→ Provided entries:
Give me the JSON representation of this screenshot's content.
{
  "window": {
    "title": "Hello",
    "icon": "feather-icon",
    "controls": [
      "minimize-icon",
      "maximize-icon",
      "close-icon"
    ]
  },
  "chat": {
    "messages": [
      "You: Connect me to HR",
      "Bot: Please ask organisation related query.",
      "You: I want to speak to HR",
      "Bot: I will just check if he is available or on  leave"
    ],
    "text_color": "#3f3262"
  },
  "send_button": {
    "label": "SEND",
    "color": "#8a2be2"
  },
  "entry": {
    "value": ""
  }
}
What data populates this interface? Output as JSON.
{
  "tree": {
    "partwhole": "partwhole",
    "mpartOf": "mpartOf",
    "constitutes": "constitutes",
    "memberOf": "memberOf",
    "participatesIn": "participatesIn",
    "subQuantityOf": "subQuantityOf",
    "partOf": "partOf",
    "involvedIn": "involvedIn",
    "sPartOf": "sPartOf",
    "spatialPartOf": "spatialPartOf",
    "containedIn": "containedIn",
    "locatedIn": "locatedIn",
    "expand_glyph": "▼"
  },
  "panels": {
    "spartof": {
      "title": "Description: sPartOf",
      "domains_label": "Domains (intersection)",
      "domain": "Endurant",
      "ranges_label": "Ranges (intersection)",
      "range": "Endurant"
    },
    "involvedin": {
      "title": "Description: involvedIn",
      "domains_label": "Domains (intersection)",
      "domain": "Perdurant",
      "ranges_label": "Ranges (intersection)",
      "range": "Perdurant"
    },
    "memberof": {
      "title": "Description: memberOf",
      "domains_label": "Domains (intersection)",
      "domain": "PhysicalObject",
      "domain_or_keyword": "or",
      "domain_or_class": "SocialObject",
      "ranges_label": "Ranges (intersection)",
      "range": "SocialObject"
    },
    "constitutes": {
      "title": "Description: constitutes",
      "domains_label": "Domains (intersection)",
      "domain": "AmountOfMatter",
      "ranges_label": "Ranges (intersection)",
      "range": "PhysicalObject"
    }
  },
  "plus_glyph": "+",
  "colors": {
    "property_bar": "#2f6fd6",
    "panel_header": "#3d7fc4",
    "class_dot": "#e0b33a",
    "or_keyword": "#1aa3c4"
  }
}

→ Short problem: Collect the complete line wherever the string "constitutes" appears in the records.

→ The result:
    "constitutes": "constitutes",
    "constitutes": {
      "title": "Description: constitutes",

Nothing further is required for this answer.